*EXERCISE OBJECTIVE:* Each line of the material must be repeated precisely, with the pictures left out.

*GIVEN DATA:*
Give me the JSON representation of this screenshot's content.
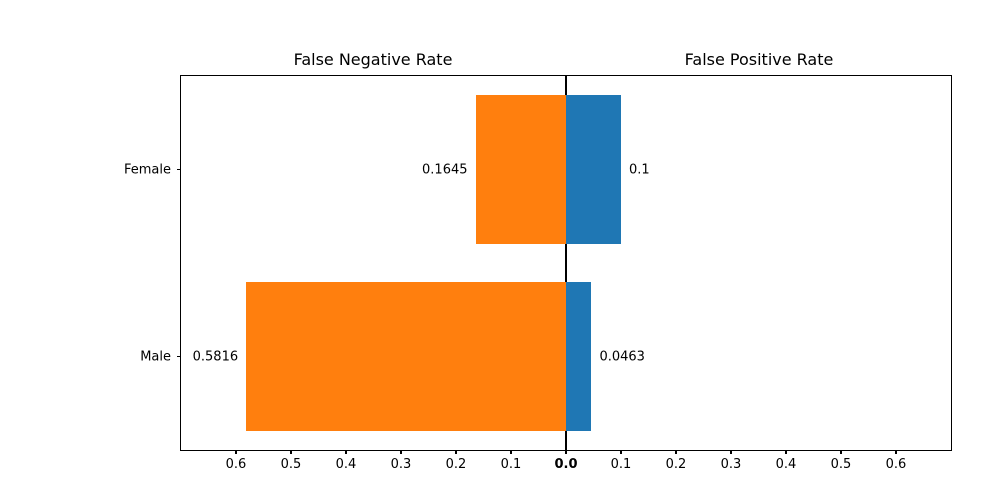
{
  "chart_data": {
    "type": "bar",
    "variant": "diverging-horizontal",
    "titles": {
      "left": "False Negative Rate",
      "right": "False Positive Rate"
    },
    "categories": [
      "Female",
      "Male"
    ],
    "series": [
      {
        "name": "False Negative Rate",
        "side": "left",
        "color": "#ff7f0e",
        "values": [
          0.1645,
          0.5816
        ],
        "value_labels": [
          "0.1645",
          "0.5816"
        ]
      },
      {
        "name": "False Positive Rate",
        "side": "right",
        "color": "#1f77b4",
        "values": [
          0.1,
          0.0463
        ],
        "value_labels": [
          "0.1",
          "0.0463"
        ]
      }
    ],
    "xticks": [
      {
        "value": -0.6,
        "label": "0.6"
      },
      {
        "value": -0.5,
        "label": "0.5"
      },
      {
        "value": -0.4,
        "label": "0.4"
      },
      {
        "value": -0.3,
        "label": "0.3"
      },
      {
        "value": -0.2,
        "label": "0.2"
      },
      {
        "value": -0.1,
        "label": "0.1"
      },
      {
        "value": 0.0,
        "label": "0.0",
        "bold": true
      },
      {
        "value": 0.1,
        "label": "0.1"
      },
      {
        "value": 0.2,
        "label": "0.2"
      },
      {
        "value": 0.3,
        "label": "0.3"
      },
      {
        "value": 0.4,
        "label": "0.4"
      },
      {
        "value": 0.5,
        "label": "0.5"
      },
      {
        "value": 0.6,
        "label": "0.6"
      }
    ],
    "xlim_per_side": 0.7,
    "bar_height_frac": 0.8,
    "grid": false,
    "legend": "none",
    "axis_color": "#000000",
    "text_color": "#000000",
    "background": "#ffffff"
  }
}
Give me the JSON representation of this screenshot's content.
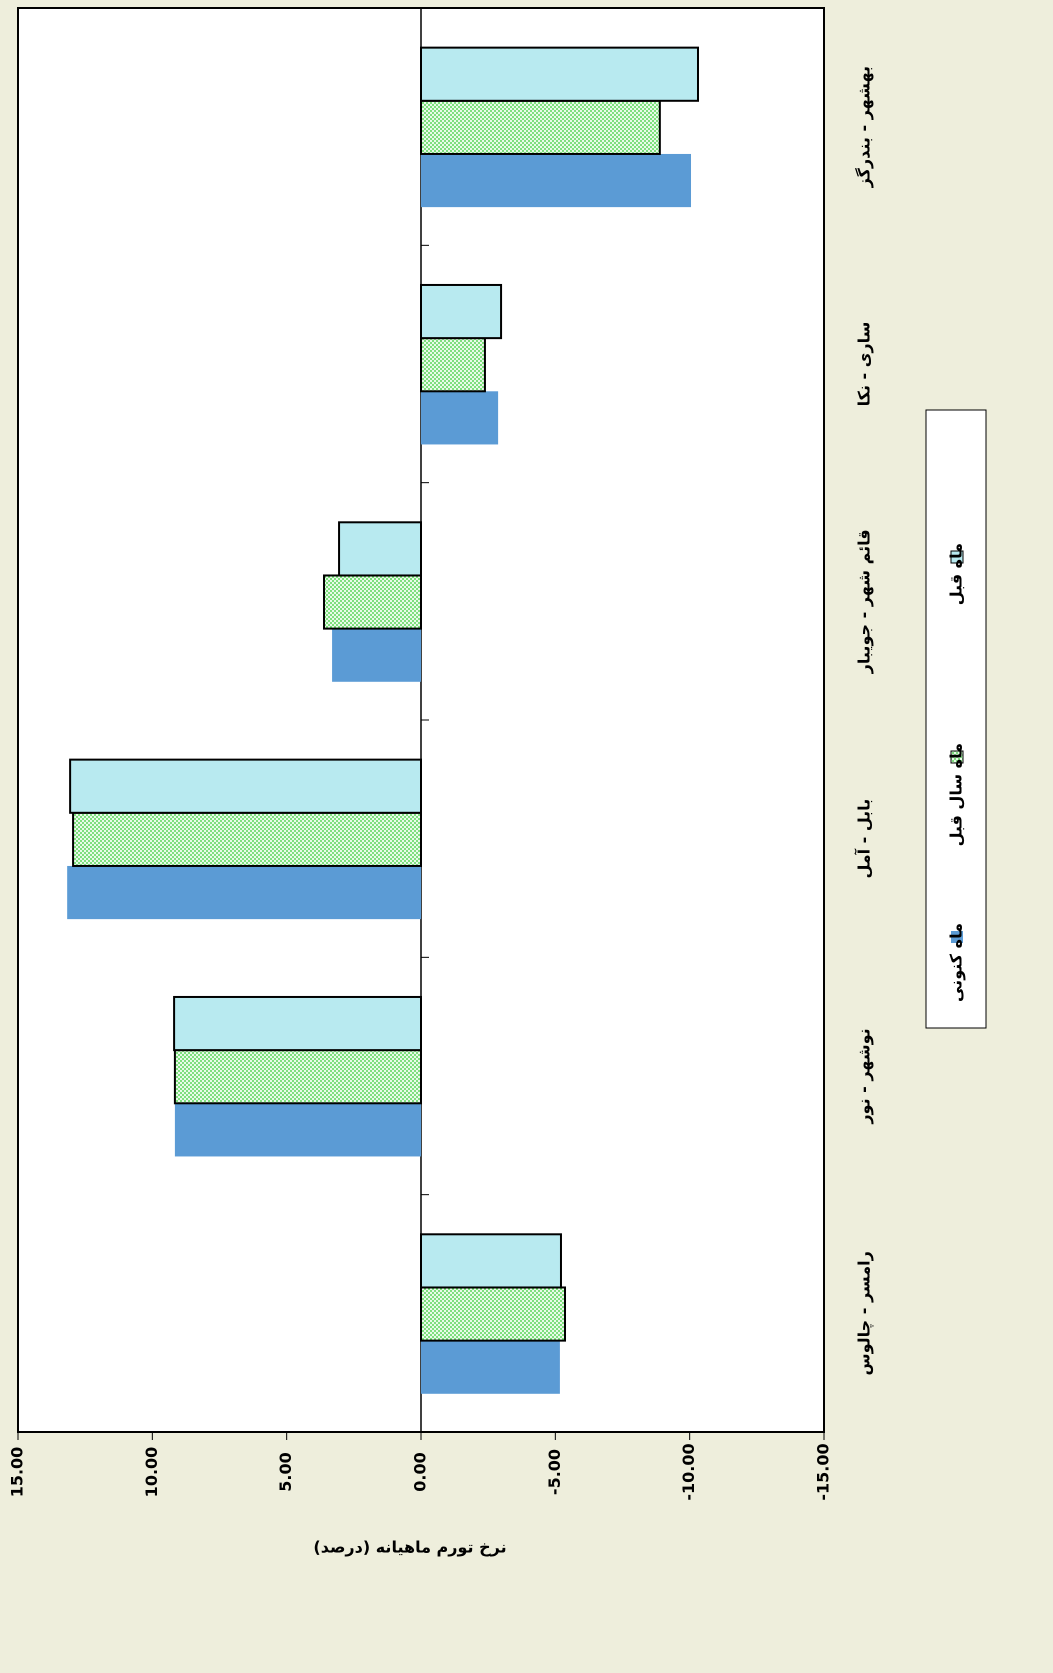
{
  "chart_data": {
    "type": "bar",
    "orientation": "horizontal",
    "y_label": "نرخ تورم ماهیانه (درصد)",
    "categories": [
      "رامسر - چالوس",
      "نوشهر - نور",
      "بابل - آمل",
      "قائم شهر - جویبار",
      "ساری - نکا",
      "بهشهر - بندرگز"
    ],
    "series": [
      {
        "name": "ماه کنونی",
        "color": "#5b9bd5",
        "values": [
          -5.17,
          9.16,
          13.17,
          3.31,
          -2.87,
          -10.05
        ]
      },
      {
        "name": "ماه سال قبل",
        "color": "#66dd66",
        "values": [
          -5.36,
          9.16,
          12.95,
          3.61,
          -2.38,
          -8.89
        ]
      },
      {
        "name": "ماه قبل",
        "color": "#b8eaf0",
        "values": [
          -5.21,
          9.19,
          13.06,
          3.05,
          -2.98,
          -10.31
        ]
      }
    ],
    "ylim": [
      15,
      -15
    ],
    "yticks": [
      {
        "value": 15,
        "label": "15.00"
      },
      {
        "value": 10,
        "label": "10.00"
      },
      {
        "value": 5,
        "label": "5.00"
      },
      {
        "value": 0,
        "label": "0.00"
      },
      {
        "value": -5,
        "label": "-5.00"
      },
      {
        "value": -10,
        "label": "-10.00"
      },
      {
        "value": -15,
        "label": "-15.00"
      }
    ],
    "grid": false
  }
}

*SOLUTION TO THIS TASK:*
Give me the JSON representation of this screenshot's content.
{
  "chart_data": {
    "type": "bar",
    "variant": "diverging-horizontal",
    "titles": {
      "left": "False Negative Rate",
      "right": "False Positive Rate"
    },
    "categories": [
      "Female",
      "Male"
    ],
    "series": [
      {
        "name": "False Negative Rate",
        "side": "left",
        "color": "#ff7f0e",
        "values": [
          0.1645,
          0.5816
        ],
        "value_labels": [
          "0.1645",
          "0.5816"
        ]
      },
      {
        "name": "False Positive Rate",
        "side": "right",
        "color": "#1f77b4",
        "values": [
          0.1,
          0.0463
        ],
        "value_labels": [
          "0.1",
          "0.0463"
        ]
      }
    ],
    "xticks": [
      {
        "value": -0.6,
        "label": "0.6"
      },
      {
        "value": -0.5,
        "label": "0.5"
      },
      {
        "value": -0.4,
        "label": "0.4"
      },
      {
        "value": -0.3,
        "label": "0.3"
      },
      {
        "value": -0.2,
        "label": "0.2"
      },
      {
        "value": -0.1,
        "label": "0.1"
      },
      {
        "value": 0.0,
        "label": "0.0",
        "bold": true
      },
      {
        "value": 0.1,
        "label": "0.1"
      },
      {
        "value": 0.2,
        "label": "0.2"
      },
      {
        "value": 0.3,
        "label": "0.3"
      },
      {
        "value": 0.4,
        "label": "0.4"
      },
      {
        "value": 0.5,
        "label": "0.5"
      },
      {
        "value": 0.6,
        "label": "0.6"
      }
    ],
    "xlim_per_side": 0.7,
    "bar_height_frac": 0.8,
    "grid": false,
    "legend": "none",
    "axis_color": "#000000",
    "text_color": "#000000",
    "background": "#ffffff"
  }
}
Give me the JSON representation of this screenshot's content.
{
  "chart_data": {
    "type": "bar",
    "orientation": "horizontal",
    "y_label": "نرخ تورم ماهیانه (درصد)",
    "categories": [
      "رامسر - چالوس",
      "نوشهر - نور",
      "بابل - آمل",
      "قائم شهر - جویبار",
      "ساری - نکا",
      "بهشهر - بندرگز"
    ],
    "series": [
      {
        "name": "ماه کنونی",
        "color": "#5b9bd5",
        "values": [
          -5.17,
          9.16,
          13.17,
          3.31,
          -2.87,
          -10.05
        ]
      },
      {
        "name": "ماه سال قبل",
        "color": "#66dd66",
        "values": [
          -5.36,
          9.16,
          12.95,
          3.61,
          -2.38,
          -8.89
        ]
      },
      {
        "name": "ماه قبل",
        "color": "#b8eaf0",
        "values": [
          -5.21,
          9.19,
          13.06,
          3.05,
          -2.98,
          -10.31
        ]
      }
    ],
    "ylim": [
      15,
      -15
    ],
    "yticks": [
      {
        "value": 15,
        "label": "15.00"
      },
      {
        "value": 10,
        "label": "10.00"
      },
      {
        "value": 5,
        "label": "5.00"
      },
      {
        "value": 0,
        "label": "0.00"
      },
      {
        "value": -5,
        "label": "-5.00"
      },
      {
        "value": -10,
        "label": "-10.00"
      },
      {
        "value": -15,
        "label": "-15.00"
      }
    ],
    "grid": false
  }
}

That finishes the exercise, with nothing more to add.